---------- EXERCISE INPUT
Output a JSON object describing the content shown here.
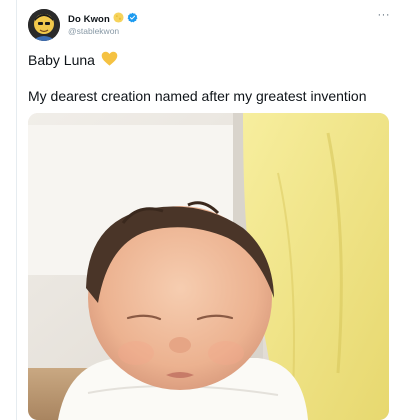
{
  "author": {
    "display_name": "Do Kwon",
    "handle": "@stablekwon",
    "avatar_icon": "avatar-cartoon-icon",
    "moon_emoji": "🌕",
    "verified_icon": "verified-badge-icon",
    "verified_color": "#1d9bf0"
  },
  "tweet": {
    "text_line1": "Baby Luna",
    "heart_emoji": "💛",
    "text_line2": "My dearest creation named after my greatest invention",
    "more_label": "···"
  },
  "media": {
    "type": "photo"
  },
  "colors": {
    "text": "#0f1419",
    "secondary": "#8899a6",
    "heart": "#f5c242"
  }
}
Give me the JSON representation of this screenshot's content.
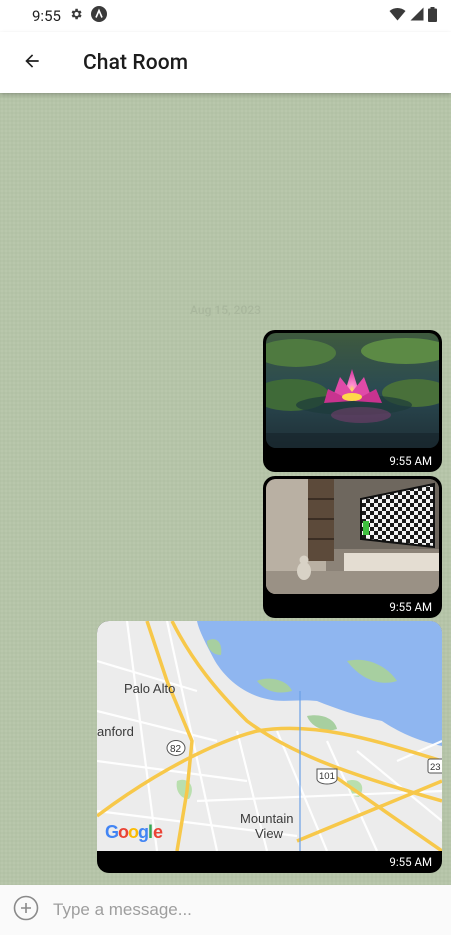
{
  "status_bar": {
    "time": "9:55",
    "icons": [
      "gear-icon",
      "a-circle-icon",
      "wifi-icon",
      "cellular-icon",
      "battery-icon"
    ]
  },
  "app_bar": {
    "back_icon": "arrow-left-icon",
    "title": "Chat Room"
  },
  "chat": {
    "background_color": "#b5c4a8",
    "date_separator": "Aug 15, 2023",
    "messages": [
      {
        "type": "image",
        "content": "pink water lily on lily pads",
        "time": "9:55 AM"
      },
      {
        "type": "video",
        "content": "room with bookshelf, cat and tv showing checkerboard",
        "time": "9:55 AM"
      },
      {
        "type": "map",
        "time": "9:55 AM",
        "map_labels": {
          "city1": "Palo Alto",
          "city2": "anford",
          "city3_line1": "Mountain",
          "city3_line2": "View",
          "shield_82": "82",
          "shield_101": "101",
          "shield_23": "23",
          "brand": "Google"
        }
      }
    ]
  },
  "input": {
    "placeholder": "Type a message...",
    "value": ""
  },
  "colors": {
    "bubble": "#000000",
    "map_water": "#8fb6f0",
    "map_land": "#ececec",
    "map_road": "#f7c84a"
  }
}
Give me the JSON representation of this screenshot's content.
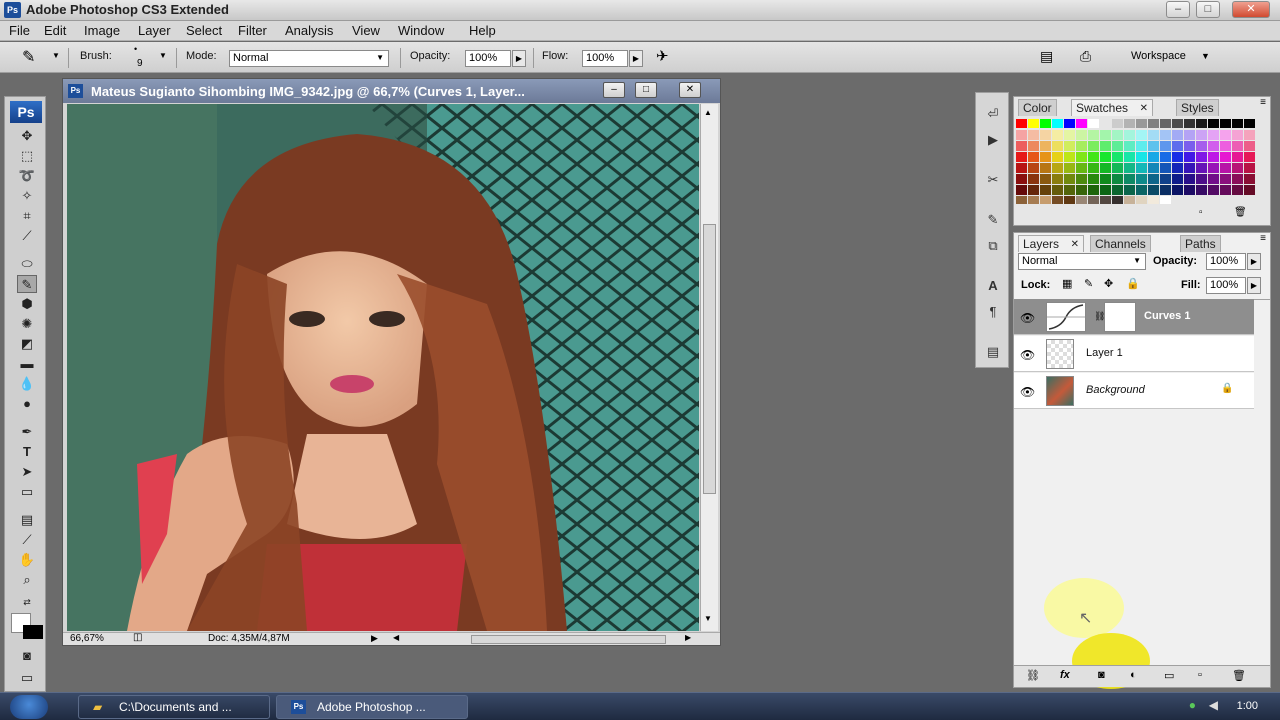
{
  "app": {
    "title": "Adobe Photoshop CS3 Extended",
    "logo": "Ps"
  },
  "menu": [
    "File",
    "Edit",
    "Image",
    "Layer",
    "Select",
    "Filter",
    "Analysis",
    "View",
    "Window",
    "Help"
  ],
  "options": {
    "brush_label": "Brush:",
    "brush_size": "9",
    "mode_label": "Mode:",
    "mode_value": "Normal",
    "opacity_label": "Opacity:",
    "opacity_value": "100%",
    "flow_label": "Flow:",
    "flow_value": "100%",
    "workspace_label": "Workspace"
  },
  "document": {
    "title": "Mateus Sugianto Sihombing IMG_9342.jpg @ 66,7% (Curves 1, Layer...",
    "zoom": "66,67%",
    "doc_size": "Doc: 4,35M/4,87M"
  },
  "color_panel": {
    "tabs": [
      "Color",
      "Swatches",
      "Styles"
    ]
  },
  "layers_panel": {
    "tabs": [
      "Layers",
      "Channels",
      "Paths"
    ],
    "blend_mode": "Normal",
    "opacity_label": "Opacity:",
    "opacity_value": "100%",
    "lock_label": "Lock:",
    "fill_label": "Fill:",
    "fill_value": "100%",
    "layers": [
      {
        "name": "Curves 1",
        "selected": true
      },
      {
        "name": "Layer 1",
        "selected": false
      },
      {
        "name": "Background",
        "selected": false
      }
    ]
  },
  "taskbar": {
    "items": [
      "C:\\Documents and ...",
      "Adobe Photoshop ..."
    ],
    "clock": "1:00"
  },
  "colors": {
    "accent": "#1d4e9a",
    "selected_layer": "#8e8e8e"
  }
}
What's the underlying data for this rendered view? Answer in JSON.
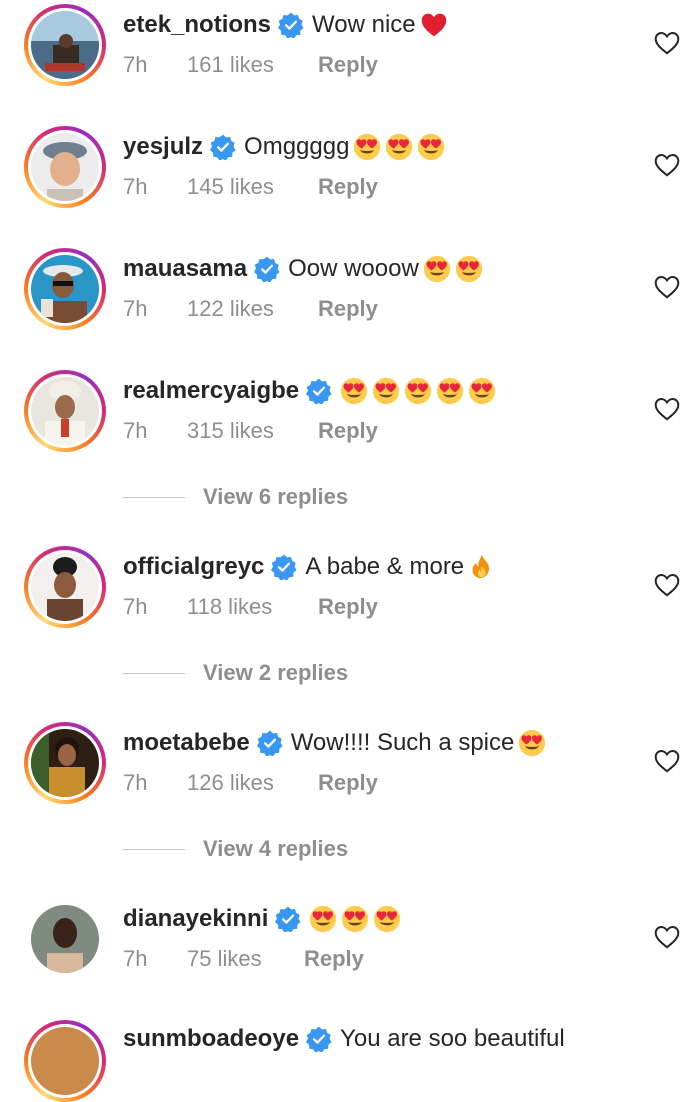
{
  "colors": {
    "text": "#262626",
    "muted": "#8e8e8e",
    "verified": "#3897f0",
    "story_ring_start": "#feda75",
    "story_ring_end": "#962fbf"
  },
  "icons": {
    "verified": "verified-badge-icon",
    "like": "heart-outline-icon",
    "red_heart_emoji": "red-heart-emoji",
    "heart_eyes_emoji": "heart-eyes-emoji",
    "fire_emoji": "fire-emoji"
  },
  "comments": [
    {
      "username": "etek_notions",
      "text": "Wow nice",
      "emojis": [
        "red-heart-emoji"
      ],
      "time": "7h",
      "likes": "161 likes",
      "reply": "Reply"
    },
    {
      "username": "yesjulz",
      "text": "Omggggg",
      "emojis": [
        "heart-eyes-emoji",
        "heart-eyes-emoji",
        "heart-eyes-emoji"
      ],
      "time": "7h",
      "likes": "145 likes",
      "reply": "Reply"
    },
    {
      "username": "mauasama",
      "text": "Oow wooow",
      "emojis": [
        "heart-eyes-emoji",
        "heart-eyes-emoji"
      ],
      "time": "7h",
      "likes": "122 likes",
      "reply": "Reply"
    },
    {
      "username": "realmercyaigbe",
      "text": "",
      "emojis": [
        "heart-eyes-emoji",
        "heart-eyes-emoji",
        "heart-eyes-emoji",
        "heart-eyes-emoji",
        "heart-eyes-emoji"
      ],
      "time": "7h",
      "likes": "315 likes",
      "reply": "Reply",
      "view_replies": "View 6 replies"
    },
    {
      "username": "officialgreyc",
      "text": "A babe & more",
      "emojis": [
        "fire-emoji"
      ],
      "time": "7h",
      "likes": "118 likes",
      "reply": "Reply",
      "view_replies": "View 2 replies"
    },
    {
      "username": "moetabebe",
      "text": "Wow!!!! Such a spice",
      "emojis": [
        "heart-eyes-emoji"
      ],
      "time": "7h",
      "likes": "126 likes",
      "reply": "Reply",
      "view_replies": "View 4 replies"
    },
    {
      "username": "dianayekinni",
      "text": "",
      "emojis": [
        "heart-eyes-emoji",
        "heart-eyes-emoji",
        "heart-eyes-emoji"
      ],
      "time": "7h",
      "likes": "75 likes",
      "reply": "Reply"
    },
    {
      "username": "sunmboadeoye",
      "text": "You are soo beautiful"
    }
  ]
}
--------------------
From the entries above, extract every line where the word "likes" appears.

      "likes": "161 likes",
      "likes": "145 likes",
      "likes": "122 likes",
      "likes": "315 likes",
      "likes": "118 likes",
      "likes": "126 likes",
      "likes": "75 likes",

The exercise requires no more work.